#### [Problem to work on]
Repeat the records word for word, excluding any picture.
— Start Dataset records —
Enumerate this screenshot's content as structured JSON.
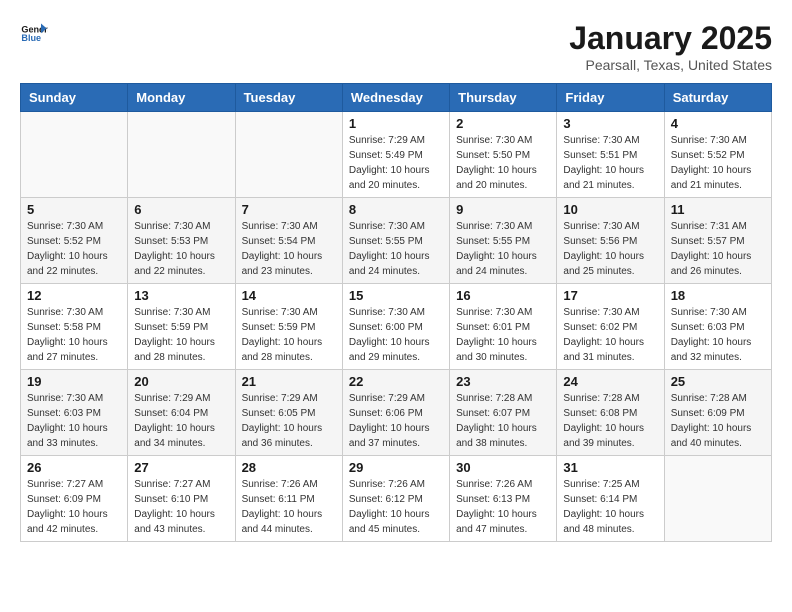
{
  "logo": {
    "line1": "General",
    "line2": "Blue"
  },
  "title": "January 2025",
  "subtitle": "Pearsall, Texas, United States",
  "weekdays": [
    "Sunday",
    "Monday",
    "Tuesday",
    "Wednesday",
    "Thursday",
    "Friday",
    "Saturday"
  ],
  "rows": [
    [
      {
        "day": "",
        "sunrise": "",
        "sunset": "",
        "daylight": "",
        "empty": true
      },
      {
        "day": "",
        "sunrise": "",
        "sunset": "",
        "daylight": "",
        "empty": true
      },
      {
        "day": "",
        "sunrise": "",
        "sunset": "",
        "daylight": "",
        "empty": true
      },
      {
        "day": "1",
        "sunrise": "Sunrise: 7:29 AM",
        "sunset": "Sunset: 5:49 PM",
        "daylight": "Daylight: 10 hours and 20 minutes."
      },
      {
        "day": "2",
        "sunrise": "Sunrise: 7:30 AM",
        "sunset": "Sunset: 5:50 PM",
        "daylight": "Daylight: 10 hours and 20 minutes."
      },
      {
        "day": "3",
        "sunrise": "Sunrise: 7:30 AM",
        "sunset": "Sunset: 5:51 PM",
        "daylight": "Daylight: 10 hours and 21 minutes."
      },
      {
        "day": "4",
        "sunrise": "Sunrise: 7:30 AM",
        "sunset": "Sunset: 5:52 PM",
        "daylight": "Daylight: 10 hours and 21 minutes."
      }
    ],
    [
      {
        "day": "5",
        "sunrise": "Sunrise: 7:30 AM",
        "sunset": "Sunset: 5:52 PM",
        "daylight": "Daylight: 10 hours and 22 minutes."
      },
      {
        "day": "6",
        "sunrise": "Sunrise: 7:30 AM",
        "sunset": "Sunset: 5:53 PM",
        "daylight": "Daylight: 10 hours and 22 minutes."
      },
      {
        "day": "7",
        "sunrise": "Sunrise: 7:30 AM",
        "sunset": "Sunset: 5:54 PM",
        "daylight": "Daylight: 10 hours and 23 minutes."
      },
      {
        "day": "8",
        "sunrise": "Sunrise: 7:30 AM",
        "sunset": "Sunset: 5:55 PM",
        "daylight": "Daylight: 10 hours and 24 minutes."
      },
      {
        "day": "9",
        "sunrise": "Sunrise: 7:30 AM",
        "sunset": "Sunset: 5:55 PM",
        "daylight": "Daylight: 10 hours and 24 minutes."
      },
      {
        "day": "10",
        "sunrise": "Sunrise: 7:30 AM",
        "sunset": "Sunset: 5:56 PM",
        "daylight": "Daylight: 10 hours and 25 minutes."
      },
      {
        "day": "11",
        "sunrise": "Sunrise: 7:31 AM",
        "sunset": "Sunset: 5:57 PM",
        "daylight": "Daylight: 10 hours and 26 minutes."
      }
    ],
    [
      {
        "day": "12",
        "sunrise": "Sunrise: 7:30 AM",
        "sunset": "Sunset: 5:58 PM",
        "daylight": "Daylight: 10 hours and 27 minutes."
      },
      {
        "day": "13",
        "sunrise": "Sunrise: 7:30 AM",
        "sunset": "Sunset: 5:59 PM",
        "daylight": "Daylight: 10 hours and 28 minutes."
      },
      {
        "day": "14",
        "sunrise": "Sunrise: 7:30 AM",
        "sunset": "Sunset: 5:59 PM",
        "daylight": "Daylight: 10 hours and 28 minutes."
      },
      {
        "day": "15",
        "sunrise": "Sunrise: 7:30 AM",
        "sunset": "Sunset: 6:00 PM",
        "daylight": "Daylight: 10 hours and 29 minutes."
      },
      {
        "day": "16",
        "sunrise": "Sunrise: 7:30 AM",
        "sunset": "Sunset: 6:01 PM",
        "daylight": "Daylight: 10 hours and 30 minutes."
      },
      {
        "day": "17",
        "sunrise": "Sunrise: 7:30 AM",
        "sunset": "Sunset: 6:02 PM",
        "daylight": "Daylight: 10 hours and 31 minutes."
      },
      {
        "day": "18",
        "sunrise": "Sunrise: 7:30 AM",
        "sunset": "Sunset: 6:03 PM",
        "daylight": "Daylight: 10 hours and 32 minutes."
      }
    ],
    [
      {
        "day": "19",
        "sunrise": "Sunrise: 7:30 AM",
        "sunset": "Sunset: 6:03 PM",
        "daylight": "Daylight: 10 hours and 33 minutes."
      },
      {
        "day": "20",
        "sunrise": "Sunrise: 7:29 AM",
        "sunset": "Sunset: 6:04 PM",
        "daylight": "Daylight: 10 hours and 34 minutes."
      },
      {
        "day": "21",
        "sunrise": "Sunrise: 7:29 AM",
        "sunset": "Sunset: 6:05 PM",
        "daylight": "Daylight: 10 hours and 36 minutes."
      },
      {
        "day": "22",
        "sunrise": "Sunrise: 7:29 AM",
        "sunset": "Sunset: 6:06 PM",
        "daylight": "Daylight: 10 hours and 37 minutes."
      },
      {
        "day": "23",
        "sunrise": "Sunrise: 7:28 AM",
        "sunset": "Sunset: 6:07 PM",
        "daylight": "Daylight: 10 hours and 38 minutes."
      },
      {
        "day": "24",
        "sunrise": "Sunrise: 7:28 AM",
        "sunset": "Sunset: 6:08 PM",
        "daylight": "Daylight: 10 hours and 39 minutes."
      },
      {
        "day": "25",
        "sunrise": "Sunrise: 7:28 AM",
        "sunset": "Sunset: 6:09 PM",
        "daylight": "Daylight: 10 hours and 40 minutes."
      }
    ],
    [
      {
        "day": "26",
        "sunrise": "Sunrise: 7:27 AM",
        "sunset": "Sunset: 6:09 PM",
        "daylight": "Daylight: 10 hours and 42 minutes."
      },
      {
        "day": "27",
        "sunrise": "Sunrise: 7:27 AM",
        "sunset": "Sunset: 6:10 PM",
        "daylight": "Daylight: 10 hours and 43 minutes."
      },
      {
        "day": "28",
        "sunrise": "Sunrise: 7:26 AM",
        "sunset": "Sunset: 6:11 PM",
        "daylight": "Daylight: 10 hours and 44 minutes."
      },
      {
        "day": "29",
        "sunrise": "Sunrise: 7:26 AM",
        "sunset": "Sunset: 6:12 PM",
        "daylight": "Daylight: 10 hours and 45 minutes."
      },
      {
        "day": "30",
        "sunrise": "Sunrise: 7:26 AM",
        "sunset": "Sunset: 6:13 PM",
        "daylight": "Daylight: 10 hours and 47 minutes."
      },
      {
        "day": "31",
        "sunrise": "Sunrise: 7:25 AM",
        "sunset": "Sunset: 6:14 PM",
        "daylight": "Daylight: 10 hours and 48 minutes."
      },
      {
        "day": "",
        "sunrise": "",
        "sunset": "",
        "daylight": "",
        "empty": true
      }
    ]
  ]
}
— End Dataset records —
#### [Problem solution]
Enumerate this screenshot's content as structured JSON.
{
  "logo": {
    "line1": "General",
    "line2": "Blue"
  },
  "title": "January 2025",
  "subtitle": "Pearsall, Texas, United States",
  "weekdays": [
    "Sunday",
    "Monday",
    "Tuesday",
    "Wednesday",
    "Thursday",
    "Friday",
    "Saturday"
  ],
  "rows": [
    [
      {
        "day": "",
        "sunrise": "",
        "sunset": "",
        "daylight": "",
        "empty": true
      },
      {
        "day": "",
        "sunrise": "",
        "sunset": "",
        "daylight": "",
        "empty": true
      },
      {
        "day": "",
        "sunrise": "",
        "sunset": "",
        "daylight": "",
        "empty": true
      },
      {
        "day": "1",
        "sunrise": "Sunrise: 7:29 AM",
        "sunset": "Sunset: 5:49 PM",
        "daylight": "Daylight: 10 hours and 20 minutes."
      },
      {
        "day": "2",
        "sunrise": "Sunrise: 7:30 AM",
        "sunset": "Sunset: 5:50 PM",
        "daylight": "Daylight: 10 hours and 20 minutes."
      },
      {
        "day": "3",
        "sunrise": "Sunrise: 7:30 AM",
        "sunset": "Sunset: 5:51 PM",
        "daylight": "Daylight: 10 hours and 21 minutes."
      },
      {
        "day": "4",
        "sunrise": "Sunrise: 7:30 AM",
        "sunset": "Sunset: 5:52 PM",
        "daylight": "Daylight: 10 hours and 21 minutes."
      }
    ],
    [
      {
        "day": "5",
        "sunrise": "Sunrise: 7:30 AM",
        "sunset": "Sunset: 5:52 PM",
        "daylight": "Daylight: 10 hours and 22 minutes."
      },
      {
        "day": "6",
        "sunrise": "Sunrise: 7:30 AM",
        "sunset": "Sunset: 5:53 PM",
        "daylight": "Daylight: 10 hours and 22 minutes."
      },
      {
        "day": "7",
        "sunrise": "Sunrise: 7:30 AM",
        "sunset": "Sunset: 5:54 PM",
        "daylight": "Daylight: 10 hours and 23 minutes."
      },
      {
        "day": "8",
        "sunrise": "Sunrise: 7:30 AM",
        "sunset": "Sunset: 5:55 PM",
        "daylight": "Daylight: 10 hours and 24 minutes."
      },
      {
        "day": "9",
        "sunrise": "Sunrise: 7:30 AM",
        "sunset": "Sunset: 5:55 PM",
        "daylight": "Daylight: 10 hours and 24 minutes."
      },
      {
        "day": "10",
        "sunrise": "Sunrise: 7:30 AM",
        "sunset": "Sunset: 5:56 PM",
        "daylight": "Daylight: 10 hours and 25 minutes."
      },
      {
        "day": "11",
        "sunrise": "Sunrise: 7:31 AM",
        "sunset": "Sunset: 5:57 PM",
        "daylight": "Daylight: 10 hours and 26 minutes."
      }
    ],
    [
      {
        "day": "12",
        "sunrise": "Sunrise: 7:30 AM",
        "sunset": "Sunset: 5:58 PM",
        "daylight": "Daylight: 10 hours and 27 minutes."
      },
      {
        "day": "13",
        "sunrise": "Sunrise: 7:30 AM",
        "sunset": "Sunset: 5:59 PM",
        "daylight": "Daylight: 10 hours and 28 minutes."
      },
      {
        "day": "14",
        "sunrise": "Sunrise: 7:30 AM",
        "sunset": "Sunset: 5:59 PM",
        "daylight": "Daylight: 10 hours and 28 minutes."
      },
      {
        "day": "15",
        "sunrise": "Sunrise: 7:30 AM",
        "sunset": "Sunset: 6:00 PM",
        "daylight": "Daylight: 10 hours and 29 minutes."
      },
      {
        "day": "16",
        "sunrise": "Sunrise: 7:30 AM",
        "sunset": "Sunset: 6:01 PM",
        "daylight": "Daylight: 10 hours and 30 minutes."
      },
      {
        "day": "17",
        "sunrise": "Sunrise: 7:30 AM",
        "sunset": "Sunset: 6:02 PM",
        "daylight": "Daylight: 10 hours and 31 minutes."
      },
      {
        "day": "18",
        "sunrise": "Sunrise: 7:30 AM",
        "sunset": "Sunset: 6:03 PM",
        "daylight": "Daylight: 10 hours and 32 minutes."
      }
    ],
    [
      {
        "day": "19",
        "sunrise": "Sunrise: 7:30 AM",
        "sunset": "Sunset: 6:03 PM",
        "daylight": "Daylight: 10 hours and 33 minutes."
      },
      {
        "day": "20",
        "sunrise": "Sunrise: 7:29 AM",
        "sunset": "Sunset: 6:04 PM",
        "daylight": "Daylight: 10 hours and 34 minutes."
      },
      {
        "day": "21",
        "sunrise": "Sunrise: 7:29 AM",
        "sunset": "Sunset: 6:05 PM",
        "daylight": "Daylight: 10 hours and 36 minutes."
      },
      {
        "day": "22",
        "sunrise": "Sunrise: 7:29 AM",
        "sunset": "Sunset: 6:06 PM",
        "daylight": "Daylight: 10 hours and 37 minutes."
      },
      {
        "day": "23",
        "sunrise": "Sunrise: 7:28 AM",
        "sunset": "Sunset: 6:07 PM",
        "daylight": "Daylight: 10 hours and 38 minutes."
      },
      {
        "day": "24",
        "sunrise": "Sunrise: 7:28 AM",
        "sunset": "Sunset: 6:08 PM",
        "daylight": "Daylight: 10 hours and 39 minutes."
      },
      {
        "day": "25",
        "sunrise": "Sunrise: 7:28 AM",
        "sunset": "Sunset: 6:09 PM",
        "daylight": "Daylight: 10 hours and 40 minutes."
      }
    ],
    [
      {
        "day": "26",
        "sunrise": "Sunrise: 7:27 AM",
        "sunset": "Sunset: 6:09 PM",
        "daylight": "Daylight: 10 hours and 42 minutes."
      },
      {
        "day": "27",
        "sunrise": "Sunrise: 7:27 AM",
        "sunset": "Sunset: 6:10 PM",
        "daylight": "Daylight: 10 hours and 43 minutes."
      },
      {
        "day": "28",
        "sunrise": "Sunrise: 7:26 AM",
        "sunset": "Sunset: 6:11 PM",
        "daylight": "Daylight: 10 hours and 44 minutes."
      },
      {
        "day": "29",
        "sunrise": "Sunrise: 7:26 AM",
        "sunset": "Sunset: 6:12 PM",
        "daylight": "Daylight: 10 hours and 45 minutes."
      },
      {
        "day": "30",
        "sunrise": "Sunrise: 7:26 AM",
        "sunset": "Sunset: 6:13 PM",
        "daylight": "Daylight: 10 hours and 47 minutes."
      },
      {
        "day": "31",
        "sunrise": "Sunrise: 7:25 AM",
        "sunset": "Sunset: 6:14 PM",
        "daylight": "Daylight: 10 hours and 48 minutes."
      },
      {
        "day": "",
        "sunrise": "",
        "sunset": "",
        "daylight": "",
        "empty": true
      }
    ]
  ]
}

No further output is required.